- Task goal
Reproduce every line of the items below word for word, omitting the pictures.

[Layout dataset entries]
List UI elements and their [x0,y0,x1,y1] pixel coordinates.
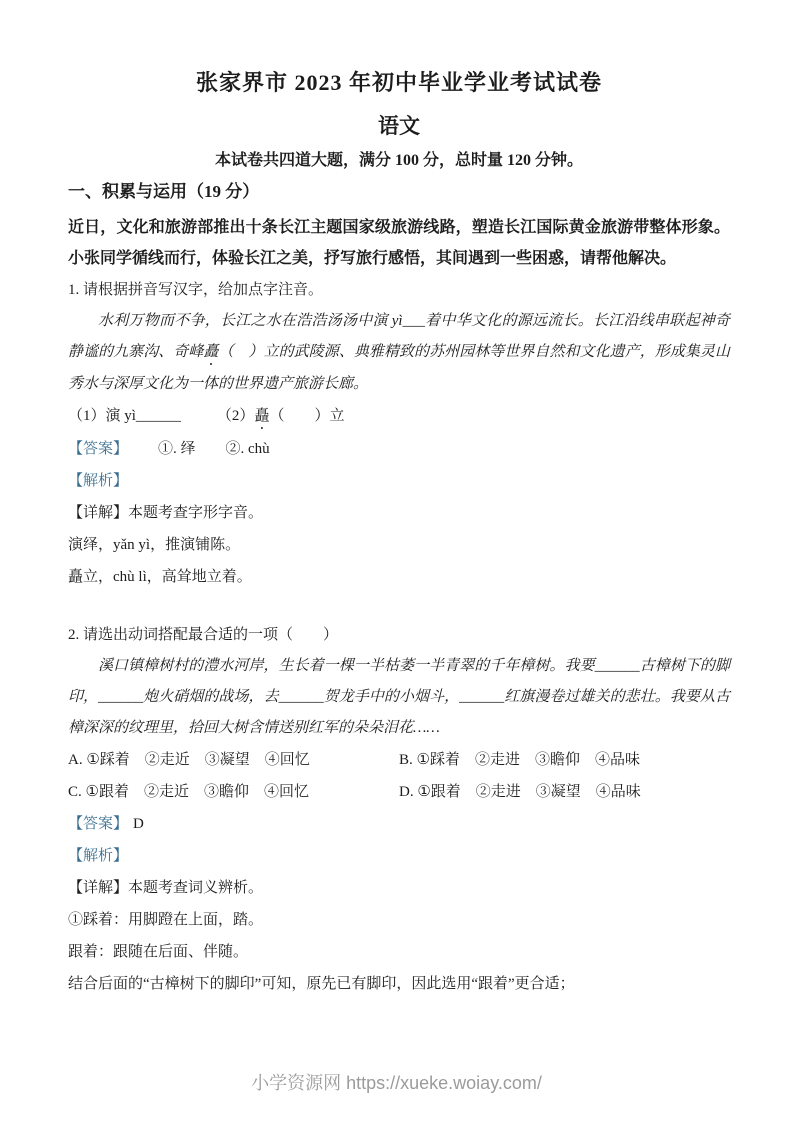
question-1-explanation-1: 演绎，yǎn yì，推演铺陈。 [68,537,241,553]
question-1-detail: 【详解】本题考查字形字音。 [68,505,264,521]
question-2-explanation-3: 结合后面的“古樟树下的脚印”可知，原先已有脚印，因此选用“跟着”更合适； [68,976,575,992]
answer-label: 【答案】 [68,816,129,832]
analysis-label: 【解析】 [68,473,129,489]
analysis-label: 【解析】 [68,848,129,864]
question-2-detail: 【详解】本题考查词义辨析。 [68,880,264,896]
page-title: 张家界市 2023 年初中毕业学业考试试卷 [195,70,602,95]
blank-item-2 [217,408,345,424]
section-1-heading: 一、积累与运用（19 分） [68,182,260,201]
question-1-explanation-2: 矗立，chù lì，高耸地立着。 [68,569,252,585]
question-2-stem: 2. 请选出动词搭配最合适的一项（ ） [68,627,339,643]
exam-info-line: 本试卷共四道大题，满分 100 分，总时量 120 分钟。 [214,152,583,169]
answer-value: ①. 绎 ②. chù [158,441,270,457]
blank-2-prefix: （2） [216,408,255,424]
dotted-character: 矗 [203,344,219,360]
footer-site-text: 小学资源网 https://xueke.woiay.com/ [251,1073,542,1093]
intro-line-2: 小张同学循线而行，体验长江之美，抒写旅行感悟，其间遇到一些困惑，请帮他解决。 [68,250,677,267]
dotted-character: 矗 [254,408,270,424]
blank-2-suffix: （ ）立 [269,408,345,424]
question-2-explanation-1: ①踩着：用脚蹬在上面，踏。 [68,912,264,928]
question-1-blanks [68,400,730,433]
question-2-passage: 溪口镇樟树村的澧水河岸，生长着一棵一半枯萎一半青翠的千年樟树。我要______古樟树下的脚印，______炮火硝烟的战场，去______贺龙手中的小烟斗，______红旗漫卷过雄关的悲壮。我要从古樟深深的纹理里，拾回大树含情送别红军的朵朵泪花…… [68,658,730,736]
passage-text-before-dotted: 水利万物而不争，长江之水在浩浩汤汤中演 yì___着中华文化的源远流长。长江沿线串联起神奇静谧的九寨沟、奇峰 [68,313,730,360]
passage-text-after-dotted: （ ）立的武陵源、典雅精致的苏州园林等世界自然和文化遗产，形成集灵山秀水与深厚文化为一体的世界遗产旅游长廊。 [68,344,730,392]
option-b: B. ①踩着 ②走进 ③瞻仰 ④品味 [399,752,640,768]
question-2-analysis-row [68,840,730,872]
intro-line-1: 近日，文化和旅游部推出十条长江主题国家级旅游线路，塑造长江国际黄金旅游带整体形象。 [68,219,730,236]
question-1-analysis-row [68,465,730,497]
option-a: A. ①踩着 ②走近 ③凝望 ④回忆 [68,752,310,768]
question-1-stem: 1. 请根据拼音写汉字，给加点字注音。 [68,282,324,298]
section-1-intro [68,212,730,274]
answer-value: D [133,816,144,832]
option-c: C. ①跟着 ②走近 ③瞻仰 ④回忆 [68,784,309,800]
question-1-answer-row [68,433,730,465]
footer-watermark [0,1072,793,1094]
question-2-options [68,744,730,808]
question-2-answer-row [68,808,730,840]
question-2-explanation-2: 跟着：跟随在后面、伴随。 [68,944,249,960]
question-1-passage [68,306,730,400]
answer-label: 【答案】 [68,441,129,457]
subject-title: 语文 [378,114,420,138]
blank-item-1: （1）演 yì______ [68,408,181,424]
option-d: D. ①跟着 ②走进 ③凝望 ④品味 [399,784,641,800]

- Output of the exercise
List UI elements and their [x0,y0,x1,y1] pixel coordinates.
question-1-explanation-1: 演绎，yǎn yì，推演铺陈。 [68,537,241,553]
question-1-detail: 【详解】本题考查字形字音。 [68,505,264,521]
question-2-explanation-3: 结合后面的“古樟树下的脚印”可知，原先已有脚印，因此选用“跟着”更合适； [68,976,575,992]
answer-label: 【答案】 [68,816,129,832]
analysis-label: 【解析】 [68,473,129,489]
analysis-label: 【解析】 [68,848,129,864]
question-2-detail: 【详解】本题考查词义辨析。 [68,880,264,896]
page-title: 张家界市 2023 年初中毕业学业考试试卷 [195,70,602,95]
blank-item-2 [217,408,345,424]
section-1-heading: 一、积累与运用（19 分） [68,182,260,201]
question-1-explanation-2: 矗立，chù lì，高耸地立着。 [68,569,252,585]
question-2-stem: 2. 请选出动词搭配最合适的一项（ ） [68,627,339,643]
exam-info-line: 本试卷共四道大题，满分 100 分，总时量 120 分钟。 [214,152,583,169]
answer-value: ①. 绎 ②. chù [158,441,270,457]
blank-2-prefix: （2） [216,408,255,424]
dotted-character: 矗 [203,344,219,360]
footer-site-text: 小学资源网 https://xueke.woiay.com/ [251,1073,542,1093]
intro-line-2: 小张同学循线而行，体验长江之美，抒写旅行感悟，其间遇到一些困惑，请帮他解决。 [68,250,677,267]
dotted-character: 矗 [254,408,270,424]
blank-2-suffix: （ ）立 [269,408,345,424]
question-2-explanation-1: ①踩着：用脚蹬在上面，踏。 [68,912,264,928]
question-1-blanks [68,400,730,433]
question-2-passage: 溪口镇樟树村的澧水河岸，生长着一棵一半枯萎一半青翠的千年樟树。我要______古樟树下的脚印，______炮火硝烟的战场，去______贺龙手中的小烟斗，______红旗漫卷过雄关的悲壮。我要从古樟深深的纹理里，拾回大树含情送别红军的朵朵泪花…… [68,658,730,736]
passage-text-before-dotted: 水利万物而不争，长江之水在浩浩汤汤中演 yì___着中华文化的源远流长。长江沿线串联起神奇静谧的九寨沟、奇峰 [68,313,730,360]
passage-text-after-dotted: （ ）立的武陵源、典雅精致的苏州园林等世界自然和文化遗产，形成集灵山秀水与深厚文化为一体的世界遗产旅游长廊。 [68,344,730,392]
option-b: B. ①踩着 ②走进 ③瞻仰 ④品味 [399,752,640,768]
question-2-analysis-row [68,840,730,872]
intro-line-1: 近日，文化和旅游部推出十条长江主题国家级旅游线路，塑造长江国际黄金旅游带整体形象。 [68,219,730,236]
question-1-analysis-row [68,465,730,497]
option-a: A. ①踩着 ②走近 ③凝望 ④回忆 [68,752,310,768]
question-1-stem: 1. 请根据拼音写汉字，给加点字注音。 [68,282,324,298]
section-1-intro [68,212,730,274]
answer-value: D [133,816,144,832]
option-c: C. ①跟着 ②走近 ③瞻仰 ④回忆 [68,784,309,800]
question-1-answer-row [68,433,730,465]
footer-watermark [0,1072,793,1094]
question-2-options [68,744,730,808]
question-2-answer-row [68,808,730,840]
question-2-explanation-2: 跟着：跟随在后面、伴随。 [68,944,249,960]
question-1-passage [68,306,730,400]
answer-label: 【答案】 [68,441,129,457]
subject-title: 语文 [378,114,420,138]
blank-item-1: （1）演 yì______ [68,408,181,424]
option-d: D. ①跟着 ②走进 ③凝望 ④品味 [399,784,641,800]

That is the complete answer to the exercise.